__Exercise task__
Draw out every line with the word "pháp" from the listing below.

(Stored items)
>>>>

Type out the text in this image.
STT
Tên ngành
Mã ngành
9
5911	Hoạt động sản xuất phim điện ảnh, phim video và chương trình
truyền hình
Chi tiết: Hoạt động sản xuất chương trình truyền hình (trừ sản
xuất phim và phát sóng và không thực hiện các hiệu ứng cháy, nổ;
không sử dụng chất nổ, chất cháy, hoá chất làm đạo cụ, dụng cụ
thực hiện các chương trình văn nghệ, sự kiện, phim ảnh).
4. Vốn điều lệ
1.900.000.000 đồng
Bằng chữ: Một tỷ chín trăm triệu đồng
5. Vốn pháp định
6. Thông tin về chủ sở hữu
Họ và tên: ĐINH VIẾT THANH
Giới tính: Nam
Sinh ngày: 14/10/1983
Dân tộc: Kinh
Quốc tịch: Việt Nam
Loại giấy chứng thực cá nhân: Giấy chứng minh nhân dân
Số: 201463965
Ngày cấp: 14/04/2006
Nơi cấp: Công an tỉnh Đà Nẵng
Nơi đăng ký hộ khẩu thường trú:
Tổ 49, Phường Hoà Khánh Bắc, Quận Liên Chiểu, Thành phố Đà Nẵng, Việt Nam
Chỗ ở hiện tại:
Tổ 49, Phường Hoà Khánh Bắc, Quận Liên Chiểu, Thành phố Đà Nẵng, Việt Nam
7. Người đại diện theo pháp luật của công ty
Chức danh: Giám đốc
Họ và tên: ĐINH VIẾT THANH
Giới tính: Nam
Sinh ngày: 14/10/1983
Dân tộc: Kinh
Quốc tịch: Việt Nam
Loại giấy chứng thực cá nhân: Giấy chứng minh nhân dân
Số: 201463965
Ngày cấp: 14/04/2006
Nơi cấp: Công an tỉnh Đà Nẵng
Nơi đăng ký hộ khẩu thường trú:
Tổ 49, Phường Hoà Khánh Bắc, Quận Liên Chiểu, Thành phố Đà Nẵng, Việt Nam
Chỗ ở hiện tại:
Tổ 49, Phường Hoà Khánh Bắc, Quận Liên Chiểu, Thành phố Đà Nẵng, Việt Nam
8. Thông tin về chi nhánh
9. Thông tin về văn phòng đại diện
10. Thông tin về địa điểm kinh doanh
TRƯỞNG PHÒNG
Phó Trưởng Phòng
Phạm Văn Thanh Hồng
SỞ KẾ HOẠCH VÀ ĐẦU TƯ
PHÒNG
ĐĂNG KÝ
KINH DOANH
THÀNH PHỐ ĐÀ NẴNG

<<<<

__Answer for the task__
5. Vốn pháp định
7. Người đại diện theo pháp luật của công ty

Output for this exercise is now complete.